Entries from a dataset
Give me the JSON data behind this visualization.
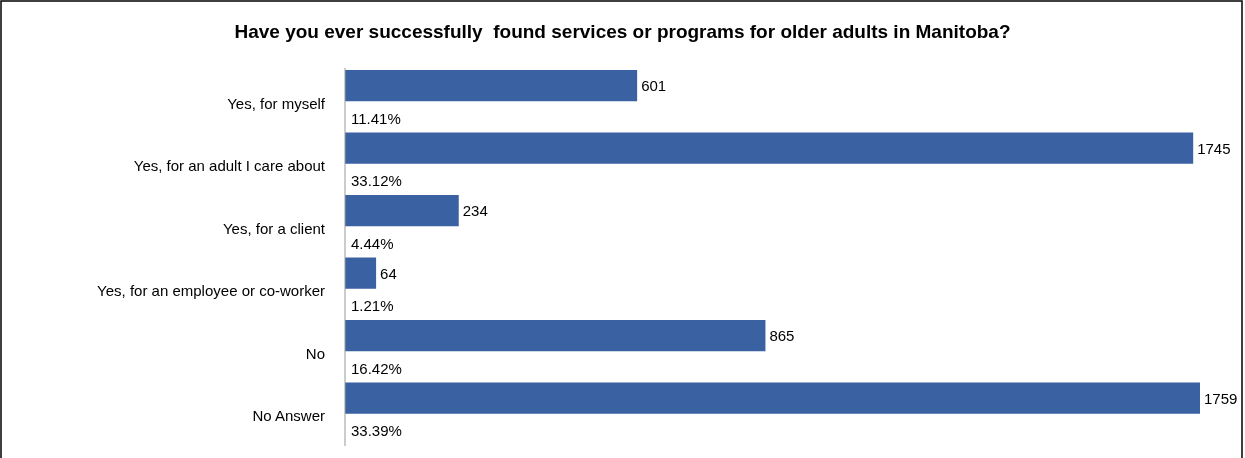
{
  "chart_data": {
    "type": "bar",
    "orientation": "horizontal",
    "title": "Have you ever successfully  found services or programs for older adults in Manitoba?",
    "categories": [
      "Yes, for myself",
      "Yes, for an adult I care about",
      "Yes, for a client",
      "Yes, for an employee or co-worker",
      "No",
      "No Answer"
    ],
    "values": [
      601,
      1745,
      234,
      64,
      865,
      1759
    ],
    "color": "#3a61a2",
    "data_labels": true,
    "annotations": [
      {
        "text": "11.41%",
        "y": "Yes, for myself"
      },
      {
        "text": "33.12%",
        "y": "Yes, for an adult I care about"
      },
      {
        "text": "4.44%",
        "y": "Yes, for a client"
      },
      {
        "text": "1.21%",
        "y": "Yes, for an employee or co-worker"
      },
      {
        "text": "16.42%",
        "y": "No"
      },
      {
        "text": "33.39%",
        "y": "No Answer"
      }
    ]
  }
}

• Problem:
Pictures stay out; reproduce every line of the records exactly.

• In response:
Give me the JSON data behind this visualization.
{
  "chart_data": {
    "type": "bar",
    "orientation": "horizontal",
    "title": "Have you ever successfully  found services or programs for older adults in Manitoba?",
    "categories": [
      "Yes, for myself",
      "Yes, for an adult I care about",
      "Yes, for a client",
      "Yes, for an employee or co-worker",
      "No",
      "No Answer"
    ],
    "values": [
      601,
      1745,
      234,
      64,
      865,
      1759
    ],
    "color": "#3a61a2",
    "data_labels": true,
    "annotations": [
      {
        "text": "11.41%",
        "y": "Yes, for myself"
      },
      {
        "text": "33.12%",
        "y": "Yes, for an adult I care about"
      },
      {
        "text": "4.44%",
        "y": "Yes, for a client"
      },
      {
        "text": "1.21%",
        "y": "Yes, for an employee or co-worker"
      },
      {
        "text": "16.42%",
        "y": "No"
      },
      {
        "text": "33.39%",
        "y": "No Answer"
      }
    ]
  }
}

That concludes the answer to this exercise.